◆ **The problem**
Retype all of the data. Every line must match exactly.

------ Input

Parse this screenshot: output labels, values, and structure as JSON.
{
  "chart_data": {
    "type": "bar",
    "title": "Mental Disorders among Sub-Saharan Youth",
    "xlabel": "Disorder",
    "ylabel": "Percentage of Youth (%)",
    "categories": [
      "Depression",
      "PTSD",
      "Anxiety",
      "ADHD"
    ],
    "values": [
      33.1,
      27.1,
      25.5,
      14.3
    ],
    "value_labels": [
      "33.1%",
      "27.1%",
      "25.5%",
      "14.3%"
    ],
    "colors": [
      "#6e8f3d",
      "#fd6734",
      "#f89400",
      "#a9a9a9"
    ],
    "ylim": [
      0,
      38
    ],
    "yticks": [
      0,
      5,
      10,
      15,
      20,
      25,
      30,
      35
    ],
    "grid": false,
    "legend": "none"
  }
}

------------

◆ **Output for this exercise**
Parse this screenshot: output labels, values, and structure as JSON.
{
  "chart_data": {
    "type": "bar",
    "title": "Mental Disorders among Sub-Saharan Youth",
    "xlabel": "Disorder",
    "ylabel": "Percentage of Youth (%)",
    "categories": [
      "Depression",
      "PTSD",
      "Anxiety",
      "ADHD"
    ],
    "values": [
      33.1,
      27.1,
      25.5,
      14.3
    ],
    "value_labels": [
      "33.1%",
      "27.1%",
      "25.5%",
      "14.3%"
    ],
    "colors": [
      "#6e8f3d",
      "#fd6734",
      "#f89400",
      "#a9a9a9"
    ],
    "ylim": [
      0,
      38
    ],
    "yticks": [
      0,
      5,
      10,
      15,
      20,
      25,
      30,
      35
    ],
    "grid": false,
    "legend": "none"
  }
}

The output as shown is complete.